## Your goal
The records below need to be printed in full. Keep each one exact.

(Data records for software interfaces)
- - - -

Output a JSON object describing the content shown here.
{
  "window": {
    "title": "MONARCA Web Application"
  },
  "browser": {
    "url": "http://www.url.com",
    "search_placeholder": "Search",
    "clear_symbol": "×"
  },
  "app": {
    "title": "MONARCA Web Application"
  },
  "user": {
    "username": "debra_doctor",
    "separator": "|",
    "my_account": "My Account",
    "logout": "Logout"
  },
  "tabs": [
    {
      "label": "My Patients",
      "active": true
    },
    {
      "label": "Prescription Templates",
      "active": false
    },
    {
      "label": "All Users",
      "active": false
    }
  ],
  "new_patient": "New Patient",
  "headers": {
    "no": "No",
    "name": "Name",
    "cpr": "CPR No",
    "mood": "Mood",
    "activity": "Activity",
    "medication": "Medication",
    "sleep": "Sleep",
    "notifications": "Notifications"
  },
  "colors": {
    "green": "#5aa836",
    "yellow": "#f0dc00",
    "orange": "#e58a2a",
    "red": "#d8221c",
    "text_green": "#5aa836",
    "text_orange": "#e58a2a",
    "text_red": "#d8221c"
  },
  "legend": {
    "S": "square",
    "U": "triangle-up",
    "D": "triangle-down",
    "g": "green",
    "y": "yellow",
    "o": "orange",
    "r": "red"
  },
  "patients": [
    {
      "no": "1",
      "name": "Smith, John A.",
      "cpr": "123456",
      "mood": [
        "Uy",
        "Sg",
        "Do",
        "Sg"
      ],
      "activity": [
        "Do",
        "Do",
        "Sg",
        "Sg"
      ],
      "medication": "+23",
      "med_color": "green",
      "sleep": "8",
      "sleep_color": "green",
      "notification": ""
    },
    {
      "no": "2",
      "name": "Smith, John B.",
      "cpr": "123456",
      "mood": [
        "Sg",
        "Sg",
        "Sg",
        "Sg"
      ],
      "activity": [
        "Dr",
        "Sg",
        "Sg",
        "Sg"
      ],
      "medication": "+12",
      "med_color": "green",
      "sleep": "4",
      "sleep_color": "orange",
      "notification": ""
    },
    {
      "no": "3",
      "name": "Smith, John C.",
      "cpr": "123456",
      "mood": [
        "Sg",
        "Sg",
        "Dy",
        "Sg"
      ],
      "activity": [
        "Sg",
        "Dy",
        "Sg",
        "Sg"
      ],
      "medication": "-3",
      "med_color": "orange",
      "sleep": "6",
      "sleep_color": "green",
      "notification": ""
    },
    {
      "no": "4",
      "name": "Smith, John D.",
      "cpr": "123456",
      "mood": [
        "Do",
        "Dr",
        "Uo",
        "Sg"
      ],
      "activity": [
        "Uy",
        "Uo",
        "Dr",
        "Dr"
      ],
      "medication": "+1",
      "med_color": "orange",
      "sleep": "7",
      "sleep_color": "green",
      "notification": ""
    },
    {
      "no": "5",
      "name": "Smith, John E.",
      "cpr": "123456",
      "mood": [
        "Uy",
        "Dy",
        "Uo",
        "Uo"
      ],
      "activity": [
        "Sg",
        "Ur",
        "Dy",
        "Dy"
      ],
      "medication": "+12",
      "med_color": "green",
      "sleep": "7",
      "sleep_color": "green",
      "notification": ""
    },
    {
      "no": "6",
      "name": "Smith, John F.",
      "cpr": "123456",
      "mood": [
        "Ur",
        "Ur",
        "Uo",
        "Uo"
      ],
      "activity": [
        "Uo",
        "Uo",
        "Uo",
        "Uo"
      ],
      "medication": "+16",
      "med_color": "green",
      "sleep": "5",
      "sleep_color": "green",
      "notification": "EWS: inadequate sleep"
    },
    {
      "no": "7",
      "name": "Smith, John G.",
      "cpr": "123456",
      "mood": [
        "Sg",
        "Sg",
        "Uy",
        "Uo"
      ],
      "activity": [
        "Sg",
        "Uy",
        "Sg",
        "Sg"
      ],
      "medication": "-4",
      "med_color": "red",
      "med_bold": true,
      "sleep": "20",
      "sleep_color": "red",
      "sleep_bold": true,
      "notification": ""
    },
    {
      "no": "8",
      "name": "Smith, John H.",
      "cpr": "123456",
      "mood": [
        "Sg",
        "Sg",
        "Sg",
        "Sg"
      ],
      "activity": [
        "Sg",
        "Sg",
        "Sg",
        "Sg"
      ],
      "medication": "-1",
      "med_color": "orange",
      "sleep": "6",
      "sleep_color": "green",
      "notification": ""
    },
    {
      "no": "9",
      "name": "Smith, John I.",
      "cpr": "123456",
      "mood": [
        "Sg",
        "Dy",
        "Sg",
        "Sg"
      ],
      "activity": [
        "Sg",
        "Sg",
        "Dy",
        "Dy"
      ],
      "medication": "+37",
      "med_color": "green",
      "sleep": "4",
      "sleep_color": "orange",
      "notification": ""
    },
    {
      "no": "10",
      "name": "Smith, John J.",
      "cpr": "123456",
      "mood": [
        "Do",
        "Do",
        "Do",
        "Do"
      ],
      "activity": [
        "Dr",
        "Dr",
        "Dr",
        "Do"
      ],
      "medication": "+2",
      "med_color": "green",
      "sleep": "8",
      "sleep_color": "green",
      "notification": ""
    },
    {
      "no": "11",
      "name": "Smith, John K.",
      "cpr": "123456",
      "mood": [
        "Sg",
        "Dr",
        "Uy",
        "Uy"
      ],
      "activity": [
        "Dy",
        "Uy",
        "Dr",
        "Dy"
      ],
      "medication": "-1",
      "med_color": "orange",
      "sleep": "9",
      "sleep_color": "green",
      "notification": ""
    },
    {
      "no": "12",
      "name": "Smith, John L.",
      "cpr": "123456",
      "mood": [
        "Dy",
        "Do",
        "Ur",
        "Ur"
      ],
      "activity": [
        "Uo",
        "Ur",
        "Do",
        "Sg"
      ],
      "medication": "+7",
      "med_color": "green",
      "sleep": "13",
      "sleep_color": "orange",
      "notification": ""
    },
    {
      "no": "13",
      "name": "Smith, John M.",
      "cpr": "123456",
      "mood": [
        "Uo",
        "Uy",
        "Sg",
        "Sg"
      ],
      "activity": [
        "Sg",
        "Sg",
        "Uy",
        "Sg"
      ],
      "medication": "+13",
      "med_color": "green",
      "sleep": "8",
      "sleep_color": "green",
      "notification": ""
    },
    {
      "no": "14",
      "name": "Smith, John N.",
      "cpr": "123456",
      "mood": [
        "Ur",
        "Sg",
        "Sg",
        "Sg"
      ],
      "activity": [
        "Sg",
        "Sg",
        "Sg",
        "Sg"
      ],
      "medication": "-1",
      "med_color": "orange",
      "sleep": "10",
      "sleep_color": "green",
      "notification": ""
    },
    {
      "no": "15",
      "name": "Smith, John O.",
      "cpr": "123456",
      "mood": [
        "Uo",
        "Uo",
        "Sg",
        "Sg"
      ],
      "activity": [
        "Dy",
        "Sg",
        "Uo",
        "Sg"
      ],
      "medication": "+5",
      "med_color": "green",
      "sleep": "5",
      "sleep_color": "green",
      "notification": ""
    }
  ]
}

- - - -

## Output below
Output a JSON object describing the content shown here.
{
  "window": {
    "title": "MONARCA Web Application"
  },
  "browser": {
    "url": "http://www.url.com",
    "search_placeholder": "Search",
    "clear_symbol": "×"
  },
  "app": {
    "title": "MONARCA Web Application"
  },
  "user": {
    "username": "debra_doctor",
    "separator": "|",
    "my_account": "My Account",
    "logout": "Logout"
  },
  "tabs": [
    {
      "label": "My Patients",
      "active": true
    },
    {
      "label": "Prescription Templates",
      "active": false
    },
    {
      "label": "All Users",
      "active": false
    }
  ],
  "new_patient": "New Patient",
  "headers": {
    "no": "No",
    "name": "Name",
    "cpr": "CPR No",
    "mood": "Mood",
    "activity": "Activity",
    "medication": "Medication",
    "sleep": "Sleep",
    "notifications": "Notifications"
  },
  "colors": {
    "green": "#5aa836",
    "yellow": "#f0dc00",
    "orange": "#e58a2a",
    "red": "#d8221c",
    "text_green": "#5aa836",
    "text_orange": "#e58a2a",
    "text_red": "#d8221c"
  },
  "legend": {
    "S": "square",
    "U": "triangle-up",
    "D": "triangle-down",
    "g": "green",
    "y": "yellow",
    "o": "orange",
    "r": "red"
  },
  "patients": [
    {
      "no": "1",
      "name": "Smith, John A.",
      "cpr": "123456",
      "mood": [
        "Uy",
        "Sg",
        "Do",
        "Sg"
      ],
      "activity": [
        "Do",
        "Do",
        "Sg",
        "Sg"
      ],
      "medication": "+23",
      "med_color": "green",
      "sleep": "8",
      "sleep_color": "green",
      "notification": ""
    },
    {
      "no": "2",
      "name": "Smith, John B.",
      "cpr": "123456",
      "mood": [
        "Sg",
        "Sg",
        "Sg",
        "Sg"
      ],
      "activity": [
        "Dr",
        "Sg",
        "Sg",
        "Sg"
      ],
      "medication": "+12",
      "med_color": "green",
      "sleep": "4",
      "sleep_color": "orange",
      "notification": ""
    },
    {
      "no": "3",
      "name": "Smith, John C.",
      "cpr": "123456",
      "mood": [
        "Sg",
        "Sg",
        "Dy",
        "Sg"
      ],
      "activity": [
        "Sg",
        "Dy",
        "Sg",
        "Sg"
      ],
      "medication": "-3",
      "med_color": "orange",
      "sleep": "6",
      "sleep_color": "green",
      "notification": ""
    },
    {
      "no": "4",
      "name": "Smith, John D.",
      "cpr": "123456",
      "mood": [
        "Do",
        "Dr",
        "Uo",
        "Sg"
      ],
      "activity": [
        "Uy",
        "Uo",
        "Dr",
        "Dr"
      ],
      "medication": "+1",
      "med_color": "orange",
      "sleep": "7",
      "sleep_color": "green",
      "notification": ""
    },
    {
      "no": "5",
      "name": "Smith, John E.",
      "cpr": "123456",
      "mood": [
        "Uy",
        "Dy",
        "Uo",
        "Uo"
      ],
      "activity": [
        "Sg",
        "Ur",
        "Dy",
        "Dy"
      ],
      "medication": "+12",
      "med_color": "green",
      "sleep": "7",
      "sleep_color": "green",
      "notification": ""
    },
    {
      "no": "6",
      "name": "Smith, John F.",
      "cpr": "123456",
      "mood": [
        "Ur",
        "Ur",
        "Uo",
        "Uo"
      ],
      "activity": [
        "Uo",
        "Uo",
        "Uo",
        "Uo"
      ],
      "medication": "+16",
      "med_color": "green",
      "sleep": "5",
      "sleep_color": "green",
      "notification": "EWS: inadequate sleep"
    },
    {
      "no": "7",
      "name": "Smith, John G.",
      "cpr": "123456",
      "mood": [
        "Sg",
        "Sg",
        "Uy",
        "Uo"
      ],
      "activity": [
        "Sg",
        "Uy",
        "Sg",
        "Sg"
      ],
      "medication": "-4",
      "med_color": "red",
      "med_bold": true,
      "sleep": "20",
      "sleep_color": "red",
      "sleep_bold": true,
      "notification": ""
    },
    {
      "no": "8",
      "name": "Smith, John H.",
      "cpr": "123456",
      "mood": [
        "Sg",
        "Sg",
        "Sg",
        "Sg"
      ],
      "activity": [
        "Sg",
        "Sg",
        "Sg",
        "Sg"
      ],
      "medication": "-1",
      "med_color": "orange",
      "sleep": "6",
      "sleep_color": "green",
      "notification": ""
    },
    {
      "no": "9",
      "name": "Smith, John I.",
      "cpr": "123456",
      "mood": [
        "Sg",
        "Dy",
        "Sg",
        "Sg"
      ],
      "activity": [
        "Sg",
        "Sg",
        "Dy",
        "Dy"
      ],
      "medication": "+37",
      "med_color": "green",
      "sleep": "4",
      "sleep_color": "orange",
      "notification": ""
    },
    {
      "no": "10",
      "name": "Smith, John J.",
      "cpr": "123456",
      "mood": [
        "Do",
        "Do",
        "Do",
        "Do"
      ],
      "activity": [
        "Dr",
        "Dr",
        "Dr",
        "Do"
      ],
      "medication": "+2",
      "med_color": "green",
      "sleep": "8",
      "sleep_color": "green",
      "notification": ""
    },
    {
      "no": "11",
      "name": "Smith, John K.",
      "cpr": "123456",
      "mood": [
        "Sg",
        "Dr",
        "Uy",
        "Uy"
      ],
      "activity": [
        "Dy",
        "Uy",
        "Dr",
        "Dy"
      ],
      "medication": "-1",
      "med_color": "orange",
      "sleep": "9",
      "sleep_color": "green",
      "notification": ""
    },
    {
      "no": "12",
      "name": "Smith, John L.",
      "cpr": "123456",
      "mood": [
        "Dy",
        "Do",
        "Ur",
        "Ur"
      ],
      "activity": [
        "Uo",
        "Ur",
        "Do",
        "Sg"
      ],
      "medication": "+7",
      "med_color": "green",
      "sleep": "13",
      "sleep_color": "orange",
      "notification": ""
    },
    {
      "no": "13",
      "name": "Smith, John M.",
      "cpr": "123456",
      "mood": [
        "Uo",
        "Uy",
        "Sg",
        "Sg"
      ],
      "activity": [
        "Sg",
        "Sg",
        "Uy",
        "Sg"
      ],
      "medication": "+13",
      "med_color": "green",
      "sleep": "8",
      "sleep_color": "green",
      "notification": ""
    },
    {
      "no": "14",
      "name": "Smith, John N.",
      "cpr": "123456",
      "mood": [
        "Ur",
        "Sg",
        "Sg",
        "Sg"
      ],
      "activity": [
        "Sg",
        "Sg",
        "Sg",
        "Sg"
      ],
      "medication": "-1",
      "med_color": "orange",
      "sleep": "10",
      "sleep_color": "green",
      "notification": ""
    },
    {
      "no": "15",
      "name": "Smith, John O.",
      "cpr": "123456",
      "mood": [
        "Uo",
        "Uo",
        "Sg",
        "Sg"
      ],
      "activity": [
        "Dy",
        "Sg",
        "Uo",
        "Sg"
      ],
      "medication": "+5",
      "med_color": "green",
      "sleep": "5",
      "sleep_color": "green",
      "notification": ""
    }
  ]
}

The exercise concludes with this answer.